Exercise: Print, exactly and completely, every entry in the data.
-- BEGIN Source data --
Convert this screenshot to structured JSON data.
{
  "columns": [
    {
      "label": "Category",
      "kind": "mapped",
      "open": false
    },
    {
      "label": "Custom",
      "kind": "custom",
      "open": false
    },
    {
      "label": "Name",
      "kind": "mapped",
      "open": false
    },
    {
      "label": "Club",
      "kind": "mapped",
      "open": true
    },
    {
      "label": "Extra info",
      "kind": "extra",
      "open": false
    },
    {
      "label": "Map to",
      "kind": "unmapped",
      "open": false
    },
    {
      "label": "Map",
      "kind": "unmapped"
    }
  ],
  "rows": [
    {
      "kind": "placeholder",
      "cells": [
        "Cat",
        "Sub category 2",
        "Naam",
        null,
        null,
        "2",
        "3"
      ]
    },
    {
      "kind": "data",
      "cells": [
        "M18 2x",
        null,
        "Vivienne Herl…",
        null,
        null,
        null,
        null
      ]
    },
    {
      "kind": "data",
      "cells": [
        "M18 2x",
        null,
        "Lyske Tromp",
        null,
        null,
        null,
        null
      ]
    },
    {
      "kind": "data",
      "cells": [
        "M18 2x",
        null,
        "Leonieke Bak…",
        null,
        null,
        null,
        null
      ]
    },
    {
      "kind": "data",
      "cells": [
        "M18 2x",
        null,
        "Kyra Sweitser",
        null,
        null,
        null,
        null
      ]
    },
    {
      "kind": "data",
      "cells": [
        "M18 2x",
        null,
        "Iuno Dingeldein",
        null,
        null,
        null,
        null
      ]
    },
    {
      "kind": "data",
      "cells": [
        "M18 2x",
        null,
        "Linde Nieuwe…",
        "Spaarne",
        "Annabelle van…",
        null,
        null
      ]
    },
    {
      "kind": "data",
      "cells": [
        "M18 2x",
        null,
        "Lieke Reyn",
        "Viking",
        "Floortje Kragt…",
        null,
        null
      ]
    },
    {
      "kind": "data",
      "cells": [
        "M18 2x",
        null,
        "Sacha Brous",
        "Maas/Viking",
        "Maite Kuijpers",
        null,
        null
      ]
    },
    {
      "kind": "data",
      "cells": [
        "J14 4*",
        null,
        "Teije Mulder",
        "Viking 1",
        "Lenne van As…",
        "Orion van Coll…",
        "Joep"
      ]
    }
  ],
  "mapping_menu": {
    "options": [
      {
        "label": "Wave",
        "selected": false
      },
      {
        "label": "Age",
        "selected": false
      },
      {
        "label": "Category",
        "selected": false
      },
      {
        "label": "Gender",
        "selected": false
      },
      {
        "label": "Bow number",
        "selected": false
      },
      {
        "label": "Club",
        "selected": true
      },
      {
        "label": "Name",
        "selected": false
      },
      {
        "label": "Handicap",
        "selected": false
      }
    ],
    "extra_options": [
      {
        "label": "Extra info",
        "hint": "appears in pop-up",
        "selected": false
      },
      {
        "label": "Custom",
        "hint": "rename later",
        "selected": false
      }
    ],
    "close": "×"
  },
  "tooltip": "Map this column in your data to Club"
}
-- END Source data --
Written answer:
Convert this screenshot to structured JSON data.
{
  "columns": [
    {
      "label": "Category",
      "kind": "mapped",
      "open": false
    },
    {
      "label": "Custom",
      "kind": "custom",
      "open": false
    },
    {
      "label": "Name",
      "kind": "mapped",
      "open": false
    },
    {
      "label": "Club",
      "kind": "mapped",
      "open": true
    },
    {
      "label": "Extra info",
      "kind": "extra",
      "open": false
    },
    {
      "label": "Map to",
      "kind": "unmapped",
      "open": false
    },
    {
      "label": "Map",
      "kind": "unmapped"
    }
  ],
  "rows": [
    {
      "kind": "placeholder",
      "cells": [
        "Cat",
        "Sub category 2",
        "Naam",
        null,
        null,
        "2",
        "3"
      ]
    },
    {
      "kind": "data",
      "cells": [
        "M18 2x",
        null,
        "Vivienne Herl…",
        null,
        null,
        null,
        null
      ]
    },
    {
      "kind": "data",
      "cells": [
        "M18 2x",
        null,
        "Lyske Tromp",
        null,
        null,
        null,
        null
      ]
    },
    {
      "kind": "data",
      "cells": [
        "M18 2x",
        null,
        "Leonieke Bak…",
        null,
        null,
        null,
        null
      ]
    },
    {
      "kind": "data",
      "cells": [
        "M18 2x",
        null,
        "Kyra Sweitser",
        null,
        null,
        null,
        null
      ]
    },
    {
      "kind": "data",
      "cells": [
        "M18 2x",
        null,
        "Iuno Dingeldein",
        null,
        null,
        null,
        null
      ]
    },
    {
      "kind": "data",
      "cells": [
        "M18 2x",
        null,
        "Linde Nieuwe…",
        "Spaarne",
        "Annabelle van…",
        null,
        null
      ]
    },
    {
      "kind": "data",
      "cells": [
        "M18 2x",
        null,
        "Lieke Reyn",
        "Viking",
        "Floortje Kragt…",
        null,
        null
      ]
    },
    {
      "kind": "data",
      "cells": [
        "M18 2x",
        null,
        "Sacha Brous",
        "Maas/Viking",
        "Maite Kuijpers",
        null,
        null
      ]
    },
    {
      "kind": "data",
      "cells": [
        "J14 4*",
        null,
        "Teije Mulder",
        "Viking 1",
        "Lenne van As…",
        "Orion van Coll…",
        "Joep"
      ]
    }
  ],
  "mapping_menu": {
    "options": [
      {
        "label": "Wave",
        "selected": false
      },
      {
        "label": "Age",
        "selected": false
      },
      {
        "label": "Category",
        "selected": false
      },
      {
        "label": "Gender",
        "selected": false
      },
      {
        "label": "Bow number",
        "selected": false
      },
      {
        "label": "Club",
        "selected": true
      },
      {
        "label": "Name",
        "selected": false
      },
      {
        "label": "Handicap",
        "selected": false
      }
    ],
    "extra_options": [
      {
        "label": "Extra info",
        "hint": "appears in pop-up",
        "selected": false
      },
      {
        "label": "Custom",
        "hint": "rename later",
        "selected": false
      }
    ],
    "close": "×"
  },
  "tooltip": "Map this column in your data to Club"
}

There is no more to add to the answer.